■ **WRITTEN REQUEST**:
Extract every record, keeping each one exactly as it is.

....

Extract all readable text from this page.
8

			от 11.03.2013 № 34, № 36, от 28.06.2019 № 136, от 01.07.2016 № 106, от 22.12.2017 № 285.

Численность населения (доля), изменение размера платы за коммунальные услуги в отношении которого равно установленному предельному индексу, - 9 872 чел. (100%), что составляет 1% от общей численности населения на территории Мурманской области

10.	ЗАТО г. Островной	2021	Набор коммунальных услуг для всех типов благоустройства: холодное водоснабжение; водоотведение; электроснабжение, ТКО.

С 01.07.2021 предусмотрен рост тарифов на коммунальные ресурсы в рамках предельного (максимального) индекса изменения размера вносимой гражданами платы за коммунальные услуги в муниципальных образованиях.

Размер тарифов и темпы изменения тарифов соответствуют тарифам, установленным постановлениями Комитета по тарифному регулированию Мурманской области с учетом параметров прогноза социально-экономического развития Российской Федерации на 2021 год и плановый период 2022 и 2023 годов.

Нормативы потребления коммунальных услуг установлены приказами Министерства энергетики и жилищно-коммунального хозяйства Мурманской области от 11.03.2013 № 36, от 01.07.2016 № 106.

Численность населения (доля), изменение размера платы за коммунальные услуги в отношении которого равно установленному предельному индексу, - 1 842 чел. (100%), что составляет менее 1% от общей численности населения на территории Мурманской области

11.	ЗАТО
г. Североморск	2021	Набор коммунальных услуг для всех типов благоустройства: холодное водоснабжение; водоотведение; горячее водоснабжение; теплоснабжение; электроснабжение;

....

■ **FULL ANSWER**:
Extract all readable text from this page.
8

			от 11.03.2013 № 34, № 36, от 28.06.2019 № 136, от 01.07.2016 № 106, от 22.12.2017 № 285.

Численность населения (доля), изменение размера платы за коммунальные услуги в отношении которого равно установленному предельному индексу, - 9 872 чел. (100%), что составляет 1% от общей численности населения на территории Мурманской области

10.	ЗАТО г. Островной	2021	Набор коммунальных услуг для всех типов благоустройства: холодное водоснабжение; водоотведение; электроснабжение, ТКО.

С 01.07.2021 предусмотрен рост тарифов на коммунальные ресурсы в рамках предельного (максимального) индекса изменения размера вносимой гражданами платы за коммунальные услуги в муниципальных образованиях.

Размер тарифов и темпы изменения тарифов соответствуют тарифам, установленным постановлениями Комитета по тарифному регулированию Мурманской области с учетом параметров прогноза социально-экономического развития Российской Федерации на 2021 год и плановый период 2022 и 2023 годов.

Нормативы потребления коммунальных услуг установлены приказами Министерства энергетики и жилищно-коммунального хозяйства Мурманской области от 11.03.2013 № 36, от 01.07.2016 № 106.

Численность населения (доля), изменение размера платы за коммунальные услуги в отношении которого равно установленному предельному индексу, - 1 842 чел. (100%), что составляет менее 1% от общей численности населения на территории Мурманской области

11.	ЗАТО
г. Североморск	2021	Набор коммунальных услуг для всех типов благоустройства: холодное водоснабжение; водоотведение; горячее водоснабжение; теплоснабжение; электроснабжение;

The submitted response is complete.